# [EXTRACT PROVIDED]
*** Begin section ***

# New Rescue Dog Having a Few Accidents



## Shawski (Mar 26, 2013)

We just adopted a year and a half old Shih Tzu and terrier mix on Saturday. He is apparently housebroken, but has had three accidents in the five days we have had him. I think that the accidents are probably related to him just having been adopted and experiencing a lot of new things, but wondered what others think. Here are the three situations:

1. Saturday afternoon came home from the adoption fair which was a pretty hectic scene. Took him out and he peed. About 3 or 4 hours later he peed on the rug in the bedroom.


2. Wednesday took him to be groomed. He peed outside the groomers. About three hours after we got home he peed again on the same carpet. 


3. Today, Thursday I couldn’t take him out for about 4 hours due to weather. Tropical storm Andrea spawned lots of tornadoes in our area and we were under various tornado warnings most of the morning. Again he peed on the same carpet. 


He is a great little dog – friendly, playful, does not seem stressed at all, eats well, is crate trained, walks well (most of the time) on his leash. He was in a foster home for about a month before we adopted him.

Some advice or thoughts please.

Thanks,
Shawski


----------



## CptJack (Jun 3, 2012)

...It just sounds like he needs to go out more frequently, honestly. If he's going in the house after three hours, take him out every two for a while. If you can't do that, keep him close to you or crate him when you're not watching and time is getting close. He's new to your home and doesn't know your schedule, yet, and housebroken in one house does not mean housebroken in another house (like almost ever) because dogs don't generalize. Any time your'e at a new house with him, you're going to have to do an abbreviated housebreaking course, because all they know is 'I don't go HERE'.


----------



## Shell (Oct 19, 2009)

If he's peeing in the same place each time, is it possible he was potty pad trained in a previous home? That can confuse dogs and rugs and pads look a lot alike. If so, rolling up the rugs temporarily might help (assuming you mean area rugs and not wall-to-wall carpet)

Also, clean the rug really well with either an enzyme cleaner like Nature's Miracle (available at pet stores) or with a 50/50 white vinegar and water mix. He smells where he peed even if you cleaned it with regular household cleaner and can think that's an okay spot to return to.

Then just go with what CptJack said and do a little housetraining 101 refresher course.


----------



## Shawski (Mar 26, 2013)

Thanks for your suggestions. 

I've used Nature's Miracle on the spots. They were all in different areas of the same room.

He seems so well adjusted that I forget he has been through a lot and needs some time to get used to a new place and a new routine. I will take him out more frequently and see if that helps. 

I also think that one of the problems I've started to notice is that when I take him out he does not pee a lot - oftentimes just a spritz here and there. I probably brought him in thinking he had done what he needed to do but there was more to come and he did it inside. He still does not seem to give me any indication that he has to go. 

I'm sure it will all work out eventually as I get to know him better and he gets used to a new routine.

Thanks again.


----------



## EagleRiverDee (Mar 14, 2011)

My rescue had some issues the first week, too. I just made it a point to take her out often, just as though she were a puppy, and to praise her tons when she went outside. Within a week she was back to being reliably house trained.


----------

*** End section ***

# [GIVEN ENTRIES]
*** Begin section ***

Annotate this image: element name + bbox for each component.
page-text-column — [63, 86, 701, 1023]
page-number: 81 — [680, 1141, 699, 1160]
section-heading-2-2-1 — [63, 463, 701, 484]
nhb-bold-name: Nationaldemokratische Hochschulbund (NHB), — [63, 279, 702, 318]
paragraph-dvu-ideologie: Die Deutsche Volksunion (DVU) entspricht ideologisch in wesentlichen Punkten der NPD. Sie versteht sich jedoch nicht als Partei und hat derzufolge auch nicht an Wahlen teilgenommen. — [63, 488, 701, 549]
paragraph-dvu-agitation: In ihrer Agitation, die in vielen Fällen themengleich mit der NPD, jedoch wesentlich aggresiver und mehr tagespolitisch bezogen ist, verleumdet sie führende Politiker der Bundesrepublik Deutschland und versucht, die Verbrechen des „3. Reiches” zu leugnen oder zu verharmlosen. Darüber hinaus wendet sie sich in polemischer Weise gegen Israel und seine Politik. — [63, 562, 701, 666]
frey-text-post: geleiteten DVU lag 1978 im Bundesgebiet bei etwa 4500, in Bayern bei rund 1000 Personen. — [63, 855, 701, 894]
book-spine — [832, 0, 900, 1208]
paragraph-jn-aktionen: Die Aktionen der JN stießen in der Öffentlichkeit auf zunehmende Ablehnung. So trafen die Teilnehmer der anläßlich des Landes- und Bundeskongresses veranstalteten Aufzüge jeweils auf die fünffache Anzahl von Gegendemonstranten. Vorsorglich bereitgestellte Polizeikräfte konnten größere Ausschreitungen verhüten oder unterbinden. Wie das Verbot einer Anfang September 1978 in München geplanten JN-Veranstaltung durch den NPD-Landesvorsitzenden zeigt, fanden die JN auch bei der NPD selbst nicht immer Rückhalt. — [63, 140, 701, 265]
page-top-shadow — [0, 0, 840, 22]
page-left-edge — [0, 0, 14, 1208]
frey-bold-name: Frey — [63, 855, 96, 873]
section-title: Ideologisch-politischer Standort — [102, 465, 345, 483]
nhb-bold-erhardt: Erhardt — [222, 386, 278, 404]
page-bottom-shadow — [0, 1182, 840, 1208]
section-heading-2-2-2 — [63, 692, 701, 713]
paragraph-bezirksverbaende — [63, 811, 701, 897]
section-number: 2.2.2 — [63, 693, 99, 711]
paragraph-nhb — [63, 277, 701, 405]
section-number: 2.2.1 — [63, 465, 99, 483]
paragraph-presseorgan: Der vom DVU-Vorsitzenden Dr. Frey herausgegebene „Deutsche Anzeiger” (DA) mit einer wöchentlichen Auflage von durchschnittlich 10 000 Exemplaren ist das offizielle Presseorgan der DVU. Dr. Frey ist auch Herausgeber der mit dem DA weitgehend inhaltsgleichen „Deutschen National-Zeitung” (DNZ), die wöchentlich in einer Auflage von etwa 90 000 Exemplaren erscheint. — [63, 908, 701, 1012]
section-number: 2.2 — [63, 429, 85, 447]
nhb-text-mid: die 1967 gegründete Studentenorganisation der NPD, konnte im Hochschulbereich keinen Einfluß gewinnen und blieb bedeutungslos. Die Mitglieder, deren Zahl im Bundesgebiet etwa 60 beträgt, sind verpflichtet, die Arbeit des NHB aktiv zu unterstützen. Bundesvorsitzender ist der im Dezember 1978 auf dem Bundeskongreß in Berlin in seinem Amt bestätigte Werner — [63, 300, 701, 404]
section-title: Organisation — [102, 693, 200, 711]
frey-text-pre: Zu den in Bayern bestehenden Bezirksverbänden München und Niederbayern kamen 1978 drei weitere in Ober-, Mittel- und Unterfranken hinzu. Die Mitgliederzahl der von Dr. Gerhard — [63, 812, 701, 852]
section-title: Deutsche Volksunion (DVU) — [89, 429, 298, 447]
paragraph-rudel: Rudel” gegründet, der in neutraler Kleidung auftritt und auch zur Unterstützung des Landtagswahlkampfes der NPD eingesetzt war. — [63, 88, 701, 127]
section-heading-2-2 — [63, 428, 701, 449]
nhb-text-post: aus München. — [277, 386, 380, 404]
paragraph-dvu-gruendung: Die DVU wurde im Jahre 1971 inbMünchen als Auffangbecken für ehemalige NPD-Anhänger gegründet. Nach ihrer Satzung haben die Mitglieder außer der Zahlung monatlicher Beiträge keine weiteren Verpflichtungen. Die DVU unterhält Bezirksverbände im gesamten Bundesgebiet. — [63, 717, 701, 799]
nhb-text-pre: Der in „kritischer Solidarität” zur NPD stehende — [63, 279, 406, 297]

*** End section ***

# [DIRECTIONS]
In the forum thread about the new rescue dog's accidents, the sentence beginning "He is a great little dog" describes the dog. List every trait it gives after the dash.

# [TASK ANSWER]
- Friendly
- Playful
- Does not seem stressed at all
- Eats well
- Is crate trained
- Walks well (most of the time) on his leash